• [Extracted entries]
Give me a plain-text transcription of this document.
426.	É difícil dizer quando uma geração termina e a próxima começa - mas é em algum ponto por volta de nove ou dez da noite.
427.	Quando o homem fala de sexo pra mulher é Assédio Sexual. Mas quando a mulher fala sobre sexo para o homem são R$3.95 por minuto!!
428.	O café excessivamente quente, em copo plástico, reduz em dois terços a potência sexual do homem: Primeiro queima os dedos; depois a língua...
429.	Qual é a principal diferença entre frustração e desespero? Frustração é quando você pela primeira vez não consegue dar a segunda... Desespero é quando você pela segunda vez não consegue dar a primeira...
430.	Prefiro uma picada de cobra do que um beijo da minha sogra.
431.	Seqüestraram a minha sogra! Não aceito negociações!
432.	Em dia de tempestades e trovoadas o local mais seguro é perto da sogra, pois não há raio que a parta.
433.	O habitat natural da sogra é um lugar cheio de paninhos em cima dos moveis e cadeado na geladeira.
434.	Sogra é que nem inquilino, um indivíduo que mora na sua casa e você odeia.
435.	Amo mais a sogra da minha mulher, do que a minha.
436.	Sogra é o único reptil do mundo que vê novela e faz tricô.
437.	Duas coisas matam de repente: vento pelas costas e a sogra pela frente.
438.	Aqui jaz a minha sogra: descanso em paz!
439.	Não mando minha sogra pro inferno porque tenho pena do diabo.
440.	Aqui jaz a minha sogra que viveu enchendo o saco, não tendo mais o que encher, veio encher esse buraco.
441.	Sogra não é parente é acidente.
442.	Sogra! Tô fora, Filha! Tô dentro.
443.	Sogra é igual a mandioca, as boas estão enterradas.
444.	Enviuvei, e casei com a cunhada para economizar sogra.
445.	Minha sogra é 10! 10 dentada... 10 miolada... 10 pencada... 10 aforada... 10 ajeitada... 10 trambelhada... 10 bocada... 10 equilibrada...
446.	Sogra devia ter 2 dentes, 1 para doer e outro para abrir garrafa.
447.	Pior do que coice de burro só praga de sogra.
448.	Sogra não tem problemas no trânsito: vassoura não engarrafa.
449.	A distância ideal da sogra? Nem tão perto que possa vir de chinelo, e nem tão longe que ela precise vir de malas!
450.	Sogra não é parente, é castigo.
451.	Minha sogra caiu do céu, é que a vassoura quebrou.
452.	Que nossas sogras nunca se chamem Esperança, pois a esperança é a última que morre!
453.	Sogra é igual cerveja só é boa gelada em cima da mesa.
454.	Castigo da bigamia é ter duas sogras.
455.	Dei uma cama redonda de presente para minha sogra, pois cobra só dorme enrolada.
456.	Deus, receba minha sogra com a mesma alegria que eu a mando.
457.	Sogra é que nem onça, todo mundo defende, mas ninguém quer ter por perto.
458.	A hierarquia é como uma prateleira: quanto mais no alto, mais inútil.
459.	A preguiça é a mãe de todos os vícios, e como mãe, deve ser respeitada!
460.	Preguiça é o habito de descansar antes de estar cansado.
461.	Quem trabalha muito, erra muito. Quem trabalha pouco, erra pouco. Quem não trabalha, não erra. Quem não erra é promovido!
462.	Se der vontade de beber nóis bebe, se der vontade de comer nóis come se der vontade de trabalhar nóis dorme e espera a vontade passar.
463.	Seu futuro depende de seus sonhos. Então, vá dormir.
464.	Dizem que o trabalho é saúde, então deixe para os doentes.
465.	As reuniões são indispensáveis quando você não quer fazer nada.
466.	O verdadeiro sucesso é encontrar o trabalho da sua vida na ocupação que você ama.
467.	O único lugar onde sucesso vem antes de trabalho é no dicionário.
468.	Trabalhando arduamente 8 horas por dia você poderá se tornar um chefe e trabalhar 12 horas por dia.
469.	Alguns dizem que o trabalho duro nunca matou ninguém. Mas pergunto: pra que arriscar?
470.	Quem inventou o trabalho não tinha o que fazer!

• [The exercise] Show every line of the records above that contains the word "mais".

• [Written response]
432.	Em dia de tempestades e trovoadas o local mais seguro é perto da sogra, pois não há raio que a parta.
435.	Amo mais a sogra da minha mulher, do que a minha.
440.	Aqui jaz a minha sogra que viveu enchendo o saco, não tendo mais o que encher, veio encher esse buraco.
458.	A hierarquia é como uma prateleira: quanto mais no alto, mais inútil.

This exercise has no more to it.